Lift out all lines below that contain "xlabel".

>> BEGIN

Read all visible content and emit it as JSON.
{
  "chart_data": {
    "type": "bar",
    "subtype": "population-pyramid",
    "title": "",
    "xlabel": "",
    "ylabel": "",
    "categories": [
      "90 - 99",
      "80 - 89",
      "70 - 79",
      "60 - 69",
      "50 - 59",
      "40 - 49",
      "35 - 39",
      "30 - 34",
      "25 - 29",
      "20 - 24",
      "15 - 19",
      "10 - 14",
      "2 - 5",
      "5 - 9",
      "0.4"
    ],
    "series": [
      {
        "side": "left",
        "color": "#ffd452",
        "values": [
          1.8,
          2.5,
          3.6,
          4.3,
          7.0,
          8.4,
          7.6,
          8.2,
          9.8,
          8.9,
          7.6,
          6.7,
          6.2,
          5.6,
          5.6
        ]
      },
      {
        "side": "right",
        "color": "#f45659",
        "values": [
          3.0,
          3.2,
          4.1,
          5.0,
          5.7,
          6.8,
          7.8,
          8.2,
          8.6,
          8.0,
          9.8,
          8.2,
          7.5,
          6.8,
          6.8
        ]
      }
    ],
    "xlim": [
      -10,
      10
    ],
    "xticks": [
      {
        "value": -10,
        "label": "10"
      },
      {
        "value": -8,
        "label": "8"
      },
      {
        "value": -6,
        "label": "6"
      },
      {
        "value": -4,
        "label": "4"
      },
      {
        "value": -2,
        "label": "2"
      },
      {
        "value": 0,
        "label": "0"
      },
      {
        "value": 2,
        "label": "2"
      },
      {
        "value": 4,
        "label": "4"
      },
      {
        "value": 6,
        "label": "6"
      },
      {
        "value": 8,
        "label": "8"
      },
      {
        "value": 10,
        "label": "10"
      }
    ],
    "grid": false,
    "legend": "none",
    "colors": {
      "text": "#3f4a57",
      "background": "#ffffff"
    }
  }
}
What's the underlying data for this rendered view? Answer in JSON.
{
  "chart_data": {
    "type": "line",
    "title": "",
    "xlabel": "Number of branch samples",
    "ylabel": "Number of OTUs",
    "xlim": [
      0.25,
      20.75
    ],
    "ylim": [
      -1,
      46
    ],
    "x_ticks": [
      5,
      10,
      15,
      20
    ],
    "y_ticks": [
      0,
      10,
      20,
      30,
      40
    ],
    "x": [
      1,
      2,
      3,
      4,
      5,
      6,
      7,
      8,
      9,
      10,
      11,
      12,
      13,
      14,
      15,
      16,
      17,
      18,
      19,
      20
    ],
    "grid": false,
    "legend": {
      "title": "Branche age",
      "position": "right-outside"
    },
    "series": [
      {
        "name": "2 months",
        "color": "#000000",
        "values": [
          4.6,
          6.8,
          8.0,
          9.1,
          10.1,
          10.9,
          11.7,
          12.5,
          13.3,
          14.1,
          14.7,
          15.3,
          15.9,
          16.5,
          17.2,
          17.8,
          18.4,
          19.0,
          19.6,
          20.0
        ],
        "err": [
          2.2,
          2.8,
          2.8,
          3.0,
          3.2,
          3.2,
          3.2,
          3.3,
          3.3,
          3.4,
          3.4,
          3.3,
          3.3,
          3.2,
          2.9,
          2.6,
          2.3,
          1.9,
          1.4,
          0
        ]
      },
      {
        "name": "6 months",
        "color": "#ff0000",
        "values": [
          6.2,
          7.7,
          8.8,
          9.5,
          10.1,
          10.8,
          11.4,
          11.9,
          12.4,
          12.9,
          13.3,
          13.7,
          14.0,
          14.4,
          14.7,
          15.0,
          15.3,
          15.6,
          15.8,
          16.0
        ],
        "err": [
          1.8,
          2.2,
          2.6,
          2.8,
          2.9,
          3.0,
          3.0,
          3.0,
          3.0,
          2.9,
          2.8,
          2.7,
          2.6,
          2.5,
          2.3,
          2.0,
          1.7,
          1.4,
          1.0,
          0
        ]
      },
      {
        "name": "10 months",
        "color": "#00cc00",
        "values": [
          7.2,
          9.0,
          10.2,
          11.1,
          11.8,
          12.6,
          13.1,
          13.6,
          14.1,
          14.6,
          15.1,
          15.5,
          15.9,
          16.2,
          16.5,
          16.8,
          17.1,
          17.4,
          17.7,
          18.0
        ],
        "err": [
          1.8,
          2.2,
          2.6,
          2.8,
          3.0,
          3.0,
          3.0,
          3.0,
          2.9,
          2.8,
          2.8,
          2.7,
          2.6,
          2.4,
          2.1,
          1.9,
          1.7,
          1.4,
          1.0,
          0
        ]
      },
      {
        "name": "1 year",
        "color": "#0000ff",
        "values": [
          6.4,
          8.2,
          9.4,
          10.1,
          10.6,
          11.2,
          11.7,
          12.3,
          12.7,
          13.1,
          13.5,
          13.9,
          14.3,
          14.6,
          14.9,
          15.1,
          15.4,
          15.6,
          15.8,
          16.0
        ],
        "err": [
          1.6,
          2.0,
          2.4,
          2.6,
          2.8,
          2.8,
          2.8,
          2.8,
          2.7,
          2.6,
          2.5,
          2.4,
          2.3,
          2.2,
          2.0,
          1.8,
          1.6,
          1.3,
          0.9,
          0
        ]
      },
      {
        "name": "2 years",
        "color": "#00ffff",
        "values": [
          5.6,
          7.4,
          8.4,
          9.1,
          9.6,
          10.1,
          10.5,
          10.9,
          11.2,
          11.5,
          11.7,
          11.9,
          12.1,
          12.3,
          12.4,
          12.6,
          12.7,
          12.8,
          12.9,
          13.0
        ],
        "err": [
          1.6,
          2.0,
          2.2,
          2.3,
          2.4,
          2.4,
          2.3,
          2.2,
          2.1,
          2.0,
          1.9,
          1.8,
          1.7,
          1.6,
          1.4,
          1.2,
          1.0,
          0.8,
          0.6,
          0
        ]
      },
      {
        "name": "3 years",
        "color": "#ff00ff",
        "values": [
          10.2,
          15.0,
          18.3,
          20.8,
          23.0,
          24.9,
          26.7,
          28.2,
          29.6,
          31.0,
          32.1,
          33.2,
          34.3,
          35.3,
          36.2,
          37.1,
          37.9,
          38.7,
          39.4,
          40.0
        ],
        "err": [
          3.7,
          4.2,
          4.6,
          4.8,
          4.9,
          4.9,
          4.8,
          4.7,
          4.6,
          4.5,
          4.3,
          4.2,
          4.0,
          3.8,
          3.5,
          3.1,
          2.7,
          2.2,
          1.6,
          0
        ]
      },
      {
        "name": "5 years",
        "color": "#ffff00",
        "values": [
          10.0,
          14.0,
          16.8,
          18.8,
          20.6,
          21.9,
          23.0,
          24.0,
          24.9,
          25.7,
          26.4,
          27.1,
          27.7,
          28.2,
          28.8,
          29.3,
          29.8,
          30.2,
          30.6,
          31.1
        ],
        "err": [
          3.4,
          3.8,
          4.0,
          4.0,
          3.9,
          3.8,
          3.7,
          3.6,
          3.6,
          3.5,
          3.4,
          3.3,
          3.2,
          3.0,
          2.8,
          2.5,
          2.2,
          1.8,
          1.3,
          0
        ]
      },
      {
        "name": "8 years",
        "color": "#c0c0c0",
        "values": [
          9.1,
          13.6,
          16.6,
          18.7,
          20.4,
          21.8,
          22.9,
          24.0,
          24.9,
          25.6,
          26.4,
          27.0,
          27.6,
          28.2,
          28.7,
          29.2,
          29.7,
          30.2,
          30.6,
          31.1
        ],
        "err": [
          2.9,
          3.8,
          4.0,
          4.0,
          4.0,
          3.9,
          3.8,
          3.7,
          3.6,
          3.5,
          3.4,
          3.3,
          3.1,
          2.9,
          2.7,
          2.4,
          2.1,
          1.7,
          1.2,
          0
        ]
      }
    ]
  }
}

>> END

EXERCISE OUTPUT:
    "xlabel": "",
    "xlabel": "Number of branch samples",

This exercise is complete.